* Start *

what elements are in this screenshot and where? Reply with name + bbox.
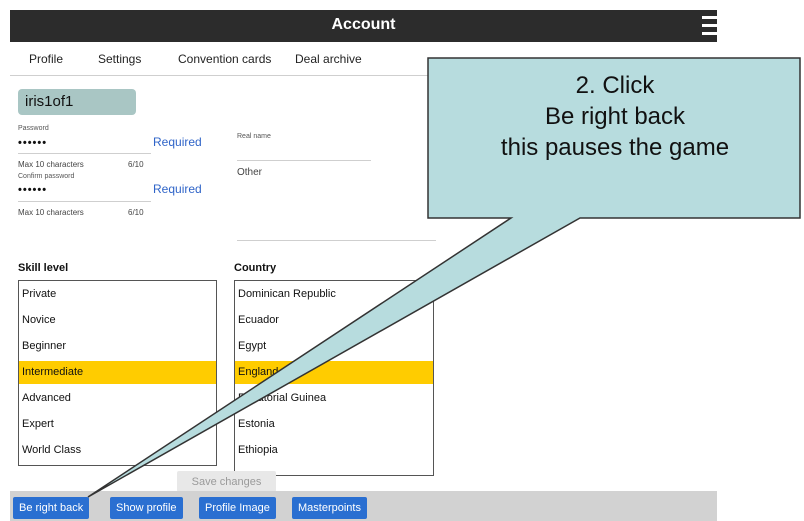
page-title: Account — [331, 16, 396, 33]
realname-label: Real name — [237, 133, 271, 140]
be-right-back-button[interactable]: Be right back — [13, 497, 90, 519]
callout-line-note: this pauses the game — [500, 134, 730, 161]
skill-item-private[interactable]: Private — [19, 283, 216, 306]
realname-underline[interactable] — [237, 160, 371, 161]
menu-icon[interactable] — [702, 16, 717, 36]
password-label: Password — [18, 125, 49, 132]
skill-item-expert[interactable]: Expert — [19, 413, 216, 436]
country-item-ethiopia[interactable]: Ethiopia — [235, 439, 433, 462]
callout-line-step: 2. Click — [575, 72, 655, 99]
country-list[interactable]: Dominican Republic Ecuador Egypt England… — [234, 280, 434, 476]
profile-image-button[interactable]: Profile Image — [199, 497, 276, 519]
masterpoints-button[interactable]: Masterpoints — [292, 497, 367, 519]
skill-item-novice[interactable]: Novice — [19, 309, 216, 332]
bottom-toolbar: Be right back Show profile Profile Image… — [10, 491, 717, 521]
country-item-estonia[interactable]: Estonia — [235, 413, 433, 436]
username-field[interactable]: iris1of1 — [18, 89, 136, 115]
confirm-hint: Max 10 characters — [18, 208, 84, 217]
country-item-england[interactable]: England — [235, 361, 433, 384]
skill-level-list[interactable]: Private Novice Beginner Intermediate Adv… — [18, 280, 217, 466]
confirm-password-required: Required — [153, 182, 202, 196]
country-label: Country — [234, 262, 277, 274]
other-label: Other — [237, 167, 263, 178]
skill-item-world-class[interactable]: World Class — [19, 439, 216, 462]
confirm-password-label: Confirm password — [18, 173, 75, 180]
password-input[interactable]: •••••• — [18, 137, 47, 149]
country-item-dominican-republic[interactable]: Dominican Republic — [235, 283, 433, 306]
password-hint: Max 10 characters — [18, 160, 84, 169]
confirm-password-input[interactable]: •••••• — [18, 184, 47, 196]
callout-text: 2. Click Be right back this pauses the g… — [430, 70, 800, 163]
skill-item-intermediate[interactable]: Intermediate — [19, 361, 216, 384]
tab-settings[interactable]: Settings — [98, 52, 141, 66]
tab-deal-archive[interactable]: Deal archive — [295, 52, 362, 66]
callout-line-action: Be right back — [544, 103, 686, 130]
password-count: 6/10 — [128, 160, 144, 169]
country-item-equatorial-guinea[interactable]: Equatorial Guinea — [235, 387, 433, 410]
password-required: Required — [153, 135, 202, 149]
other-underline[interactable] — [237, 240, 436, 241]
title-bar: Account — [10, 10, 717, 42]
skill-item-beginner[interactable]: Beginner — [19, 335, 216, 358]
confirm-underline — [18, 201, 151, 202]
save-changes-button[interactable]: Save changes — [177, 471, 276, 492]
show-profile-button[interactable]: Show profile — [110, 497, 183, 519]
password-underline — [18, 153, 151, 154]
country-item-ecuador[interactable]: Ecuador — [235, 309, 433, 332]
country-item-egypt[interactable]: Egypt — [235, 335, 433, 358]
skill-level-label: Skill level — [18, 262, 69, 274]
confirm-count: 6/10 — [128, 208, 144, 217]
skill-item-advanced[interactable]: Advanced — [19, 387, 216, 410]
tab-convention-cards[interactable]: Convention cards — [178, 52, 271, 66]
tab-profile[interactable]: Profile — [29, 52, 63, 66]
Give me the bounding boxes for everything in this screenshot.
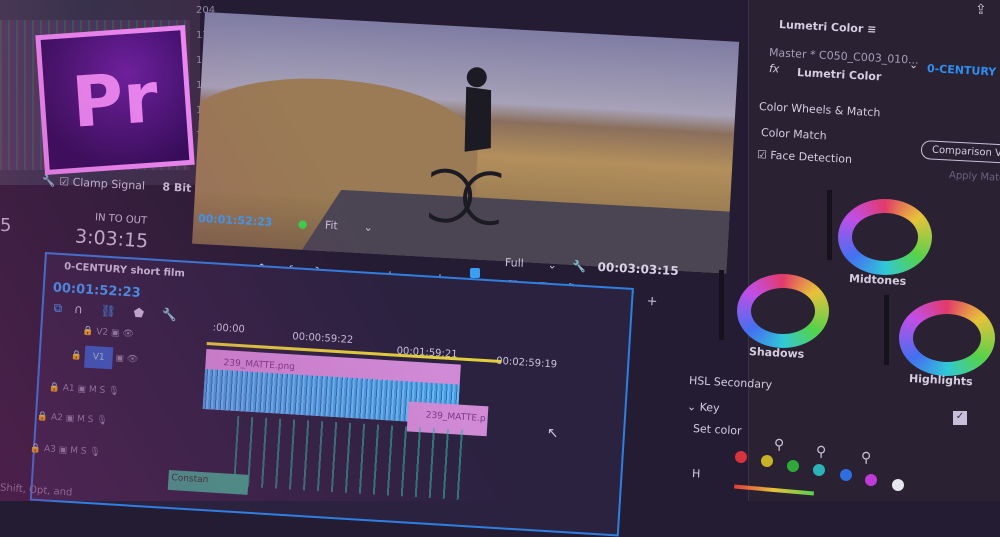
share-icon[interactable]: ⇪ [975, 2, 987, 18]
timeline-tools: ⧉ ∩ ⛓ ⬟ 🔧 [53, 301, 177, 324]
timeline-panel: 0-CENTURY short film 00:01:52:23 ⧉ ∩ ⛓ ⬟… [30, 252, 634, 537]
ruler-label: :00:00 [212, 322, 246, 336]
duration-timecode: 00:03:03:15 [597, 259, 680, 279]
bit-depth-select[interactable]: 8 Bit [162, 180, 192, 194]
sequence-tab[interactable]: 0-CENTURY short film [64, 261, 185, 279]
clamp-signal-label: Clamp Signal [72, 175, 146, 193]
eyedropper-icon[interactable]: ⚲ [774, 437, 784, 453]
marker-icon[interactable]: ⬟ [133, 306, 144, 321]
midtones-label: Midtones [848, 272, 907, 288]
in-to-out-value: 3:03:15 [74, 225, 149, 253]
swatch-yellow[interactable] [761, 455, 773, 467]
nest-icon[interactable]: ⧉ [53, 301, 62, 315]
highlights-wheel[interactable] [899, 300, 995, 376]
track-a2[interactable]: 🔒 A2 ▣ M S 🎙 [37, 412, 108, 426]
linked-selection-icon[interactable]: ⛓ [100, 304, 116, 319]
hue-label: H [691, 467, 701, 481]
eyedropper-add-icon[interactable]: ⚲ [816, 444, 826, 460]
set-color-label: Set color [692, 422, 742, 438]
swatch-cyan[interactable] [813, 464, 825, 476]
wrench-icon[interactable]: 🔧 [572, 260, 586, 274]
menu-icon[interactable]: ≡ [867, 23, 877, 36]
playback-resolution-select[interactable]: Full [505, 256, 524, 270]
chevron-down-icon[interactable]: ⌄ [909, 58, 919, 71]
section-header[interactable]: Color Wheels & Match [759, 100, 881, 119]
key-enable-checkbox[interactable]: ✓ [953, 411, 967, 425]
cursor-icon: ↖ [546, 424, 560, 442]
swatch-blue[interactable] [840, 469, 852, 481]
timeline-timecode[interactable]: 00:01:52:23 [52, 281, 141, 301]
panel-title: Lumetri Color ≡ [778, 18, 877, 37]
hue-range-slider[interactable] [733, 484, 815, 496]
in-to-out-label: IN TO OUT [94, 212, 148, 227]
timecode-partial: 5 [0, 215, 12, 236]
wrench-icon[interactable]: 🔧 [161, 307, 177, 322]
clamp-signal-checkbox[interactable]: ☑ [59, 175, 70, 188]
chevron-down-icon[interactable]: ⌄ [547, 258, 557, 271]
track-v1[interactable]: 🔒 V1 ▣ 👁 [70, 345, 139, 370]
snap-icon[interactable]: ∩ [74, 302, 84, 317]
chevron-down-icon[interactable]: ⌄ [363, 221, 373, 234]
swatch-red[interactable] [735, 451, 747, 463]
hsl-secondary-header[interactable]: HSL Secondary [689, 374, 773, 391]
wrench-icon[interactable]: 🔧 [42, 174, 56, 188]
face-detection-checkbox[interactable]: ☑ Face Detection [757, 148, 853, 166]
eyedropper-subtract-icon[interactable]: ⚲ [861, 450, 871, 466]
track-v2[interactable]: 🔒 V2 ▣ 👁 [82, 326, 134, 339]
ruler-label: 00:02:59:19 [495, 355, 558, 371]
status-dot-icon: ● [297, 217, 308, 231]
track-a3[interactable]: 🔒 A3 ▣ M S 🎙 [30, 443, 101, 457]
transition-clip[interactable]: Constan [167, 469, 249, 495]
swatch-white[interactable] [892, 479, 904, 491]
add-button-icon[interactable]: + [646, 294, 658, 310]
cyclist-image [428, 67, 508, 226]
key-section-toggle[interactable]: ⌄ Key [687, 400, 720, 415]
sequence-clip-link[interactable]: 0-CENTURY sh [927, 62, 1000, 80]
audio-waveform [233, 416, 467, 500]
lumetri-color-panel: Lumetri Color ≡ ⇪ Master * C050_C003_010… [687, 0, 1000, 501]
shadows-slider[interactable] [719, 270, 724, 340]
apply-match-button[interactable]: Apply Matc [949, 170, 1000, 184]
midtones-slider[interactable] [827, 190, 832, 260]
zoom-fit-select[interactable]: Fit [325, 219, 339, 233]
highlights-label: Highlights [908, 372, 973, 389]
midtones-wheel[interactable] [838, 199, 932, 275]
swatch-green[interactable] [787, 460, 799, 472]
swatch-magenta[interactable] [865, 474, 877, 486]
premiere-pro-logo: Pr [35, 24, 195, 176]
highlights-slider[interactable] [884, 295, 889, 365]
comparison-view-button[interactable]: Comparison Vie [920, 140, 1000, 165]
track-a1[interactable]: 🔒 A1 ▣ M S 🎙 [48, 382, 119, 396]
program-monitor-video [192, 12, 740, 274]
fx-icon: fx [768, 62, 780, 76]
ruler-label: 00:00:59:22 [291, 331, 354, 346]
shadows-label: Shadows [748, 345, 805, 361]
color-match-label: Color Match [760, 126, 828, 143]
shadows-wheel[interactable] [737, 274, 829, 348]
master-clip-select[interactable]: Master * C050_C003_010... [769, 46, 919, 67]
effect-name: Lumetri Color [796, 66, 882, 84]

* End *

Work to be completed => Start at the line that contains "page-title: Account — [331, 16, 396, 33]" and stop after the line that contains "country-item-england[interactable]: England —". Write those lines out again with "Real name" switched to "Full name" and everything else left unchanged.

Result of the exercise =>
page-title: Account — [331, 16, 396, 33]
realname-label: Full name — [237, 133, 271, 140]
be-right-back-button[interactable]: Be right back — [13, 497, 90, 519]
callout-line-note: this pauses the game — [500, 134, 730, 161]
skill-item-private[interactable]: Private — [19, 283, 216, 306]
realname-underline[interactable] — [237, 160, 371, 161]
menu-icon[interactable] — [702, 16, 717, 36]
password-label: Password — [18, 125, 49, 132]
skill-item-expert[interactable]: Expert — [19, 413, 216, 436]
country-item-ethiopia[interactable]: Ethiopia — [235, 439, 433, 462]
callout-line-step: 2. Click — [575, 72, 655, 99]
country-list[interactable]: Dominican Republic Ecuador Egypt England… — [234, 280, 434, 476]
profile-image-button[interactable]: Profile Image — [199, 497, 276, 519]
masterpoints-button[interactable]: Masterpoints — [292, 497, 367, 519]
skill-item-novice[interactable]: Novice — [19, 309, 216, 332]
bottom-toolbar: Be right back Show profile Profile Image… — [10, 491, 717, 521]
country-item-estonia[interactable]: Estonia — [235, 413, 433, 436]
username-field[interactable]: iris1of1 — [18, 89, 136, 115]
confirm-hint: Max 10 characters — [18, 208, 84, 217]
country-item-england[interactable]: England — [235, 361, 433, 384]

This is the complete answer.